=== REQUIREMENTS ===
Reproduce every entry exactly as shown.

=== DATASET ENTRIES ===
──────────

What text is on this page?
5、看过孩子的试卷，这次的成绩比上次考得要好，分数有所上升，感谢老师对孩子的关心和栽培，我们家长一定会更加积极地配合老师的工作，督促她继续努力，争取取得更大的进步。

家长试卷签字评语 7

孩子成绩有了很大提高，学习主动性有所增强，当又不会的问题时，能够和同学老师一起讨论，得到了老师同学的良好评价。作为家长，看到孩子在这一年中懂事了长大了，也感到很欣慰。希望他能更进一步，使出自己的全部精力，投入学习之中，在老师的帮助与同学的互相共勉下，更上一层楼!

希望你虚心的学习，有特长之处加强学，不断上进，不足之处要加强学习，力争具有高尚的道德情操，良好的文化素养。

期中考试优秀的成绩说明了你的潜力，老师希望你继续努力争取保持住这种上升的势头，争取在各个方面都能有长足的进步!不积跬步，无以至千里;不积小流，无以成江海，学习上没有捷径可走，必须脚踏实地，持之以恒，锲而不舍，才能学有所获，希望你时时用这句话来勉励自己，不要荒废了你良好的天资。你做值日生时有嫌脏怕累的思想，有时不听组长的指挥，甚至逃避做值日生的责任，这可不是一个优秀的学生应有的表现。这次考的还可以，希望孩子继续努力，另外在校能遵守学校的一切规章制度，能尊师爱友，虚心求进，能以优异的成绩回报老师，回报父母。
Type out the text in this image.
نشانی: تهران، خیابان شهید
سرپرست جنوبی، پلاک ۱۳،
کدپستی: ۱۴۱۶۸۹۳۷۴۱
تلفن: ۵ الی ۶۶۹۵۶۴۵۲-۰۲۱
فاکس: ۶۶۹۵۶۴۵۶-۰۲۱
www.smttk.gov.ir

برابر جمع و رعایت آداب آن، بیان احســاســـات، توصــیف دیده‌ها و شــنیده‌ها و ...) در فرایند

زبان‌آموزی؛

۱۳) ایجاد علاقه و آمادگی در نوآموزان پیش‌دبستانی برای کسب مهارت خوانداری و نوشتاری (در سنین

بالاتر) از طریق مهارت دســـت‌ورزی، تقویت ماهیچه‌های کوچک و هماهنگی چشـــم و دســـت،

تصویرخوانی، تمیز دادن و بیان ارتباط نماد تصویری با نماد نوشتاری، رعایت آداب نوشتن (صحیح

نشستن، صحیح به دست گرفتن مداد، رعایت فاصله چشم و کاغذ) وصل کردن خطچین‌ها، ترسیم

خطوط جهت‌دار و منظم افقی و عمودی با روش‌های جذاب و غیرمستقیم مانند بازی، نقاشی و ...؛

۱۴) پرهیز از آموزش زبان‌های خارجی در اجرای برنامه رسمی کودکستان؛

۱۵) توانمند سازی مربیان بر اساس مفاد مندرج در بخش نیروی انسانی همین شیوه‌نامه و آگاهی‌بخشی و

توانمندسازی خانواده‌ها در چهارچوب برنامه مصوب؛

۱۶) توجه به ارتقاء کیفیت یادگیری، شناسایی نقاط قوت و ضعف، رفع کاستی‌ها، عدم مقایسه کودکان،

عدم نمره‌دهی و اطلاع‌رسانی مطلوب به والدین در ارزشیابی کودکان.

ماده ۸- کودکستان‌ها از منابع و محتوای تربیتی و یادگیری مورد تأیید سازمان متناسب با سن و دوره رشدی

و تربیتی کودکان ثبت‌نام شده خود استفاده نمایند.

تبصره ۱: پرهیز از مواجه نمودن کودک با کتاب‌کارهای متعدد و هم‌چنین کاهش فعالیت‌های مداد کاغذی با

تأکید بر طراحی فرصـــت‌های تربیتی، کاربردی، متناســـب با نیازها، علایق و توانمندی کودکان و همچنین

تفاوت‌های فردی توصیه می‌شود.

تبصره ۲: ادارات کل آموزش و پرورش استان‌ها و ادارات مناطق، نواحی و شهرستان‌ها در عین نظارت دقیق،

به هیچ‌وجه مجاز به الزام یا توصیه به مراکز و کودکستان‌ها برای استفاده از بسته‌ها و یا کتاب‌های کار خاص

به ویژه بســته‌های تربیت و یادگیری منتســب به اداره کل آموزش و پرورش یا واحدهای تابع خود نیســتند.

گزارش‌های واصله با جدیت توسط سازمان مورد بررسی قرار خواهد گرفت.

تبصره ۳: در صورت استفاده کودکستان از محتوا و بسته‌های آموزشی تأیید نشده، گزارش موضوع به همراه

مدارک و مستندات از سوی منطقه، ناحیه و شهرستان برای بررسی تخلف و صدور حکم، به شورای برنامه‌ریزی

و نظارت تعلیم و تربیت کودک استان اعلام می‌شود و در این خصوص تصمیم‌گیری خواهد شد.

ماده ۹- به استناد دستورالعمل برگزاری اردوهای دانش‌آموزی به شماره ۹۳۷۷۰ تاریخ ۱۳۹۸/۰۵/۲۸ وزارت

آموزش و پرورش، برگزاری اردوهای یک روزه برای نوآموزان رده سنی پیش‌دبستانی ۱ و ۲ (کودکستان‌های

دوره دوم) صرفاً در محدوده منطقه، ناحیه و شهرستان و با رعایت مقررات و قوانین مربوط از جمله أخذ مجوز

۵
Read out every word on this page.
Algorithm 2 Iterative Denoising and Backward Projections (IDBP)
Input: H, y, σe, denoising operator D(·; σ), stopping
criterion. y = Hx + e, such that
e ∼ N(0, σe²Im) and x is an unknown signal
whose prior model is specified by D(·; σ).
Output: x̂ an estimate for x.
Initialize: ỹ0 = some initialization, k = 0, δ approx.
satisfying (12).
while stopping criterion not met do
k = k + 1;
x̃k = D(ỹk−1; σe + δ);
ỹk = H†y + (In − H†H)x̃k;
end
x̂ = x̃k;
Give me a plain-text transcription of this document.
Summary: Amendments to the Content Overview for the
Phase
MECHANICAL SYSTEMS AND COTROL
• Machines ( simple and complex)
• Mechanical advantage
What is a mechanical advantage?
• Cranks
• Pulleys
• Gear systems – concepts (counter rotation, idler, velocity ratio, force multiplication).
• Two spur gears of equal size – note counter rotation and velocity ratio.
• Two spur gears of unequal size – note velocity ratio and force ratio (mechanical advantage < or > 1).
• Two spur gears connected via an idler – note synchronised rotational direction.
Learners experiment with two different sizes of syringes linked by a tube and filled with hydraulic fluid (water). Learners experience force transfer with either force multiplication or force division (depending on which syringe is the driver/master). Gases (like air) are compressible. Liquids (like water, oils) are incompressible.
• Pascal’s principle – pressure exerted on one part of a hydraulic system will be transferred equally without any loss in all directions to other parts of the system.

──────────

=== EXPECTED ANSWER ===
What text is on this page?
5、看过孩子的试卷，这次的成绩比上次考得要好，分数有所上升，感谢老师对孩子的关心和栽培，我们家长一定会更加积极地配合老师的工作，督促她继续努力，争取取得更大的进步。

家长试卷签字评语 7

孩子成绩有了很大提高，学习主动性有所增强，当又不会的问题时，能够和同学老师一起讨论，得到了老师同学的良好评价。作为家长，看到孩子在这一年中懂事了长大了，也感到很欣慰。希望他能更进一步，使出自己的全部精力，投入学习之中，在老师的帮助与同学的互相共勉下，更上一层楼!

希望你虚心的学习，有特长之处加强学，不断上进，不足之处要加强学习，力争具有高尚的道德情操，良好的文化素养。

期中考试优秀的成绩说明了你的潜力，老师希望你继续努力争取保持住这种上升的势头，争取在各个方面都能有长足的进步!不积跬步，无以至千里;不积小流，无以成江海，学习上没有捷径可走，必须脚踏实地，持之以恒，锲而不舍，才能学有所获，希望你时时用这句话来勉励自己，不要荒废了你良好的天资。你做值日生时有嫌脏怕累的思想，有时不听组长的指挥，甚至逃避做值日生的责任，这可不是一个优秀的学生应有的表现。这次考的还可以，希望孩子继续努力，另外在校能遵守学校的一切规章制度，能尊师爱友，虚心求进，能以优异的成绩回报老师，回报父母。
Type out the text in this image.
نشانی: تهران، خیابان شهید
سرپرست جنوبی، پلاک ۱۳،
کدپستی: ۱۴۱۶۸۹۳۷۴۱
تلفن: ۵ الی ۶۶۹۵۶۴۵۲-۰۲۱
فاکس: ۶۶۹۵۶۴۵۶-۰۲۱
www.smttk.gov.ir

برابر جمع و رعایت آداب آن، بیان احســاســـات، توصــیف دیده‌ها و شــنیده‌ها و ...) در فرایند

زبان‌آموزی؛

۱۳) ایجاد علاقه و آمادگی در نوآموزان پیش‌دبستانی برای کسب مهارت خوانداری و نوشتاری (در سنین

بالاتر) از طریق مهارت دســـت‌ورزی، تقویت ماهیچه‌های کوچک و هماهنگی چشـــم و دســـت،

تصویرخوانی، تمیز دادن و بیان ارتباط نماد تصویری با نماد نوشتاری، رعایت آداب نوشتن (صحیح

نشستن، صحیح به دست گرفتن مداد، رعایت فاصله چشم و کاغذ) وصل کردن خطچین‌ها، ترسیم

خطوط جهت‌دار و منظم افقی و عمودی با روش‌های جذاب و غیرمستقیم مانند بازی، نقاشی و ...؛

۱۴) پرهیز از آموزش زبان‌های خارجی در اجرای برنامه رسمی کودکستان؛

۱۵) توانمند سازی مربیان بر اساس مفاد مندرج در بخش نیروی انسانی همین شیوه‌نامه و آگاهی‌بخشی و

توانمندسازی خانواده‌ها در چهارچوب برنامه مصوب؛

۱۶) توجه به ارتقاء کیفیت یادگیری، شناسایی نقاط قوت و ضعف، رفع کاستی‌ها، عدم مقایسه کودکان،

عدم نمره‌دهی و اطلاع‌رسانی مطلوب به والدین در ارزشیابی کودکان.

ماده ۸- کودکستان‌ها از منابع و محتوای تربیتی و یادگیری مورد تأیید سازمان متناسب با سن و دوره رشدی

و تربیتی کودکان ثبت‌نام شده خود استفاده نمایند.

تبصره ۱: پرهیز از مواجه نمودن کودک با کتاب‌کارهای متعدد و هم‌چنین کاهش فعالیت‌های مداد کاغذی با

تأکید بر طراحی فرصـــت‌های تربیتی، کاربردی، متناســـب با نیازها، علایق و توانمندی کودکان و همچنین

تفاوت‌های فردی توصیه می‌شود.

تبصره ۲: ادارات کل آموزش و پرورش استان‌ها و ادارات مناطق، نواحی و شهرستان‌ها در عین نظارت دقیق،

به هیچ‌وجه مجاز به الزام یا توصیه به مراکز و کودکستان‌ها برای استفاده از بسته‌ها و یا کتاب‌های کار خاص

به ویژه بســته‌های تربیت و یادگیری منتســب به اداره کل آموزش و پرورش یا واحدهای تابع خود نیســتند.

گزارش‌های واصله با جدیت توسط سازمان مورد بررسی قرار خواهد گرفت.

تبصره ۳: در صورت استفاده کودکستان از محتوا و بسته‌های آموزشی تأیید نشده، گزارش موضوع به همراه

مدارک و مستندات از سوی منطقه، ناحیه و شهرستان برای بررسی تخلف و صدور حکم، به شورای برنامه‌ریزی

و نظارت تعلیم و تربیت کودک استان اعلام می‌شود و در این خصوص تصمیم‌گیری خواهد شد.

ماده ۹- به استناد دستورالعمل برگزاری اردوهای دانش‌آموزی به شماره ۹۳۷۷۰ تاریخ ۱۳۹۸/۰۵/۲۸ وزارت

آموزش و پرورش، برگزاری اردوهای یک روزه برای نوآموزان رده سنی پیش‌دبستانی ۱ و ۲ (کودکستان‌های

دوره دوم) صرفاً در محدوده منطقه، ناحیه و شهرستان و با رعایت مقررات و قوانین مربوط از جمله أخذ مجوز

۵
Read out every word on this page.
Algorithm 2 Iterative Denoising and Backward Projections (IDBP)
Input: H, y, σe, denoising operator D(·; σ), stopping
criterion. y = Hx + e, such that
e ∼ N(0, σe²Im) and x is an unknown signal
whose prior model is specified by D(·; σ).
Output: x̂ an estimate for x.
Initialize: ỹ0 = some initialization, k = 0, δ approx.
satisfying (12).
while stopping criterion not met do
k = k + 1;
x̃k = D(ỹk−1; σe + δ);
ỹk = H†y + (In − H†H)x̃k;
end
x̂ = x̃k;
Give me a plain-text transcription of this document.
Summary: Amendments to the Content Overview for the
Phase
MECHANICAL SYSTEMS AND COTROL
• Machines ( simple and complex)
• Mechanical advantage
What is a mechanical advantage?
• Cranks
• Pulleys
• Gear systems – concepts (counter rotation, idler, velocity ratio, force multiplication).
• Two spur gears of equal size – note counter rotation and velocity ratio.
• Two spur gears of unequal size – note velocity ratio and force ratio (mechanical advantage < or > 1).
• Two spur gears connected via an idler – note synchronised rotational direction.
Learners experiment with two different sizes of syringes linked by a tube and filled with hydraulic fluid (water). Learners experience force transfer with either force multiplication or force division (depending on which syringe is the driver/master). Gases (like air) are compressible. Liquids (like water, oils) are incompressible.
• Pascal’s principle – pressure exerted on one part of a hydraulic system will be transferred equally without any loss in all directions to other parts of the system.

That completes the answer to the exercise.